RAW RECORDS:

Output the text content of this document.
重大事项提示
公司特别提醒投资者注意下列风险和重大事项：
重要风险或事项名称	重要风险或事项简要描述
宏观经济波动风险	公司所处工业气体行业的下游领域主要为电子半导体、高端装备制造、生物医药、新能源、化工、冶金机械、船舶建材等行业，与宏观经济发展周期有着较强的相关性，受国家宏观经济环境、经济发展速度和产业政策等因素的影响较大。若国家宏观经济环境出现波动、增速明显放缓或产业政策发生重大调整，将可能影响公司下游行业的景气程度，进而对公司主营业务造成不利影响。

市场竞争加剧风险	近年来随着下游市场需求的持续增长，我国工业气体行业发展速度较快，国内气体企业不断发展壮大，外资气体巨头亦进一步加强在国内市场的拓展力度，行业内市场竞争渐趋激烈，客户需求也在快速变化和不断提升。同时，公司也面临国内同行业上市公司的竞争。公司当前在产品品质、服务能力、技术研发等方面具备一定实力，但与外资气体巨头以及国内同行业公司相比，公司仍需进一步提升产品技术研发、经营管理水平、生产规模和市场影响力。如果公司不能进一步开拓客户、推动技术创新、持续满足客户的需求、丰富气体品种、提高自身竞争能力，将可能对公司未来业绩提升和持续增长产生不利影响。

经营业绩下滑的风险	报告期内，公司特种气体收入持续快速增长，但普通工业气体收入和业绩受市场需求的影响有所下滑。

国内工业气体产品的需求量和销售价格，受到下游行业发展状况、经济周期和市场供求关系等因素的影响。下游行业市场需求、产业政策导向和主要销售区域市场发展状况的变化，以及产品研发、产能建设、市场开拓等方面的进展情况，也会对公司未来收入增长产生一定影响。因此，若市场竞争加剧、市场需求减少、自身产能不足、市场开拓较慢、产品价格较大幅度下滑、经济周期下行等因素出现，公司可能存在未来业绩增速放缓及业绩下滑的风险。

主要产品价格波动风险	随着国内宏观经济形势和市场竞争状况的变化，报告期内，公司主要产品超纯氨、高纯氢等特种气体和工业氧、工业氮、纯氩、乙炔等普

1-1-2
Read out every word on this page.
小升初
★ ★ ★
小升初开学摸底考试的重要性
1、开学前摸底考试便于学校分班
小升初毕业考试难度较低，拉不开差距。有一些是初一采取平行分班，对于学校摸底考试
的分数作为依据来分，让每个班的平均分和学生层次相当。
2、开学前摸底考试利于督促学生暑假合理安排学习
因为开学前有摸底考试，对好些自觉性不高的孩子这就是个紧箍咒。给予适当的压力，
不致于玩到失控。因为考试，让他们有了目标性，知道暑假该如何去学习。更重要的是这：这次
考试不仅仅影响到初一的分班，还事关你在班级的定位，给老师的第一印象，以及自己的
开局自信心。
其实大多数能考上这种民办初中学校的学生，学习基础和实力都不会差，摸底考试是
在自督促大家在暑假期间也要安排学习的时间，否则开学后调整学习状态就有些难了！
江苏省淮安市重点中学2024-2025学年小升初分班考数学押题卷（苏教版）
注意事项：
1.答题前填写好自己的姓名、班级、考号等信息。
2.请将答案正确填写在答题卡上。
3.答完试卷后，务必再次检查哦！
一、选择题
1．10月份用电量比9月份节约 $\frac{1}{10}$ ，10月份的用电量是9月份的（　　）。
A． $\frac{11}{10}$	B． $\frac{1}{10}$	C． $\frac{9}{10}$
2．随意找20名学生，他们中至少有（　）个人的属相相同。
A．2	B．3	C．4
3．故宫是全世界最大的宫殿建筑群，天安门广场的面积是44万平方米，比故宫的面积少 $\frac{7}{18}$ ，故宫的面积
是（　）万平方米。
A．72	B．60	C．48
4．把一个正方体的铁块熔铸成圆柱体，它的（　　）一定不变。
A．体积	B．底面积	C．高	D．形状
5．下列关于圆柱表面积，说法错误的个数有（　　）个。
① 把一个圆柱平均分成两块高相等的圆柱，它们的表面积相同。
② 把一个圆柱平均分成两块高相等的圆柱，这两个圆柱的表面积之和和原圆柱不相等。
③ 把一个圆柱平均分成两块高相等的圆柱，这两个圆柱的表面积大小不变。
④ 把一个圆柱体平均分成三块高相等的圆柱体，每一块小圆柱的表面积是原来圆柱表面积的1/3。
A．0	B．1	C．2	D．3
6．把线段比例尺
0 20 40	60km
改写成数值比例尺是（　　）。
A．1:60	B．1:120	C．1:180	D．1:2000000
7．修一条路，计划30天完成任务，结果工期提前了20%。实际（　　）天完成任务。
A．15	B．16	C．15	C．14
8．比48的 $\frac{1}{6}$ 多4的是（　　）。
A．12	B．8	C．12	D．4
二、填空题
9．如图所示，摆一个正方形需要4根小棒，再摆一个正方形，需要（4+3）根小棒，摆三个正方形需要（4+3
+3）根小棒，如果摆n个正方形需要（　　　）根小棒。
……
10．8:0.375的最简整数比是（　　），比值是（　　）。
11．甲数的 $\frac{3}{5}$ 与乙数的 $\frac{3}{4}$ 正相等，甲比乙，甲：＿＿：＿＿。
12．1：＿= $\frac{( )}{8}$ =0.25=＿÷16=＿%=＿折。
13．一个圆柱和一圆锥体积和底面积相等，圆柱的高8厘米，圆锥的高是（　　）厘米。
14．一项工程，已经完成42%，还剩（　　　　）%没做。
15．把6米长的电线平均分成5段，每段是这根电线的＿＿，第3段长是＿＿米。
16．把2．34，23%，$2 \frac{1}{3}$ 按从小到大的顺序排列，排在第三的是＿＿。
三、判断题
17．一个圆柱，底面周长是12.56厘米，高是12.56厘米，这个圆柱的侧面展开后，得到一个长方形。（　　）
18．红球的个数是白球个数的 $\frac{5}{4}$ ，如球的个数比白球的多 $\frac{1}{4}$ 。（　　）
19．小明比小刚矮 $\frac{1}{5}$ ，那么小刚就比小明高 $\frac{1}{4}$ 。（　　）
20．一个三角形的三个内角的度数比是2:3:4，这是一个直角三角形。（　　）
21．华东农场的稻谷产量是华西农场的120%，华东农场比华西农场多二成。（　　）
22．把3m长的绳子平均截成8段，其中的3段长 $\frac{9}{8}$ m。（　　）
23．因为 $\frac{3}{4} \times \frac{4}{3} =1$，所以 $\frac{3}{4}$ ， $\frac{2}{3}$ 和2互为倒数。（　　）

THE PROBLEM: Each entry is to be returned in full, character for character.

FINISHED TASK:
Output the text content of this document.
重大事项提示
公司特别提醒投资者注意下列风险和重大事项：
重要风险或事项名称	重要风险或事项简要描述
宏观经济波动风险	公司所处工业气体行业的下游领域主要为电子半导体、高端装备制造、生物医药、新能源、化工、冶金机械、船舶建材等行业，与宏观经济发展周期有着较强的相关性，受国家宏观经济环境、经济发展速度和产业政策等因素的影响较大。若国家宏观经济环境出现波动、增速明显放缓或产业政策发生重大调整，将可能影响公司下游行业的景气程度，进而对公司主营业务造成不利影响。

市场竞争加剧风险	近年来随着下游市场需求的持续增长，我国工业气体行业发展速度较快，国内气体企业不断发展壮大，外资气体巨头亦进一步加强在国内市场的拓展力度，行业内市场竞争渐趋激烈，客户需求也在快速变化和不断提升。同时，公司也面临国内同行业上市公司的竞争。公司当前在产品品质、服务能力、技术研发等方面具备一定实力，但与外资气体巨头以及国内同行业公司相比，公司仍需进一步提升产品技术研发、经营管理水平、生产规模和市场影响力。如果公司不能进一步开拓客户、推动技术创新、持续满足客户的需求、丰富气体品种、提高自身竞争能力，将可能对公司未来业绩提升和持续增长产生不利影响。

经营业绩下滑的风险	报告期内，公司特种气体收入持续快速增长，但普通工业气体收入和业绩受市场需求的影响有所下滑。

国内工业气体产品的需求量和销售价格，受到下游行业发展状况、经济周期和市场供求关系等因素的影响。下游行业市场需求、产业政策导向和主要销售区域市场发展状况的变化，以及产品研发、产能建设、市场开拓等方面的进展情况，也会对公司未来收入增长产生一定影响。因此，若市场竞争加剧、市场需求减少、自身产能不足、市场开拓较慢、产品价格较大幅度下滑、经济周期下行等因素出现，公司可能存在未来业绩增速放缓及业绩下滑的风险。

主要产品价格波动风险	随着国内宏观经济形势和市场竞争状况的变化，报告期内，公司主要产品超纯氨、高纯氢等特种气体和工业氧、工业氮、纯氩、乙炔等普

1-1-2
Read out every word on this page.
小升初
★ ★ ★
小升初开学摸底考试的重要性
1、开学前摸底考试便于学校分班
小升初毕业考试难度较低，拉不开差距。有一些是初一采取平行分班，对于学校摸底考试
的分数作为依据来分，让每个班的平均分和学生层次相当。
2、开学前摸底考试利于督促学生暑假合理安排学习
因为开学前有摸底考试，对好些自觉性不高的孩子这就是个紧箍咒。给予适当的压力，
不致于玩到失控。因为考试，让他们有了目标性，知道暑假该如何去学习。更重要的是这：这次
考试不仅仅影响到初一的分班，还事关你在班级的定位，给老师的第一印象，以及自己的
开局自信心。
其实大多数能考上这种民办初中学校的学生，学习基础和实力都不会差，摸底考试是
在自督促大家在暑假期间也要安排学习的时间，否则开学后调整学习状态就有些难了！
江苏省淮安市重点中学2024-2025学年小升初分班考数学押题卷（苏教版）
注意事项：
1.答题前填写好自己的姓名、班级、考号等信息。
2.请将答案正确填写在答题卡上。
3.答完试卷后，务必再次检查哦！
一、选择题
1．10月份用电量比9月份节约 $\frac{1}{10}$ ，10月份的用电量是9月份的（　　）。
A． $\frac{11}{10}$	B． $\frac{1}{10}$	C． $\frac{9}{10}$
2．随意找20名学生，他们中至少有（　）个人的属相相同。
A．2	B．3	C．4
3．故宫是全世界最大的宫殿建筑群，天安门广场的面积是44万平方米，比故宫的面积少 $\frac{7}{18}$ ，故宫的面积
是（　）万平方米。
A．72	B．60	C．48
4．把一个正方体的铁块熔铸成圆柱体，它的（　　）一定不变。
A．体积	B．底面积	C．高	D．形状
5．下列关于圆柱表面积，说法错误的个数有（　　）个。
① 把一个圆柱平均分成两块高相等的圆柱，它们的表面积相同。
② 把一个圆柱平均分成两块高相等的圆柱，这两个圆柱的表面积之和和原圆柱不相等。
③ 把一个圆柱平均分成两块高相等的圆柱，这两个圆柱的表面积大小不变。
④ 把一个圆柱体平均分成三块高相等的圆柱体，每一块小圆柱的表面积是原来圆柱表面积的1/3。
A．0	B．1	C．2	D．3
6．把线段比例尺
0 20 40	60km
改写成数值比例尺是（　　）。
A．1:60	B．1:120	C．1:180	D．1:2000000
7．修一条路，计划30天完成任务，结果工期提前了20%。实际（　　）天完成任务。
A．15	B．16	C．15	C．14
8．比48的 $\frac{1}{6}$ 多4的是（　　）。
A．12	B．8	C．12	D．4
二、填空题
9．如图所示，摆一个正方形需要4根小棒，再摆一个正方形，需要（4+3）根小棒，摆三个正方形需要（4+3
+3）根小棒，如果摆n个正方形需要（　　　）根小棒。
……
10．8:0.375的最简整数比是（　　），比值是（　　）。
11．甲数的 $\frac{3}{5}$ 与乙数的 $\frac{3}{4}$ 正相等，甲比乙，甲：＿＿：＿＿。
12．1：＿= $\frac{( )}{8}$ =0.25=＿÷16=＿%=＿折。
13．一个圆柱和一圆锥体积和底面积相等，圆柱的高8厘米，圆锥的高是（　　）厘米。
14．一项工程，已经完成42%，还剩（　　　　）%没做。
15．把6米长的电线平均分成5段，每段是这根电线的＿＿，第3段长是＿＿米。
16．把2．34，23%，$2 \frac{1}{3}$ 按从小到大的顺序排列，排在第三的是＿＿。
三、判断题
17．一个圆柱，底面周长是12.56厘米，高是12.56厘米，这个圆柱的侧面展开后，得到一个长方形。（　　）
18．红球的个数是白球个数的 $\frac{5}{4}$ ，如球的个数比白球的多 $\frac{1}{4}$ 。（　　）
19．小明比小刚矮 $\frac{1}{5}$ ，那么小刚就比小明高 $\frac{1}{4}$ 。（　　）
20．一个三角形的三个内角的度数比是2:3:4，这是一个直角三角形。（　　）
21．华东农场的稻谷产量是华西农场的120%，华东农场比华西农场多二成。（　　）
22．把3m长的绳子平均截成8段，其中的3段长 $\frac{9}{8}$ m。（　　）
23．因为 $\frac{3}{4} \times \frac{4}{3} =1$，所以 $\frac{3}{4}$ ， $\frac{2}{3}$ 和2互为倒数。（　　）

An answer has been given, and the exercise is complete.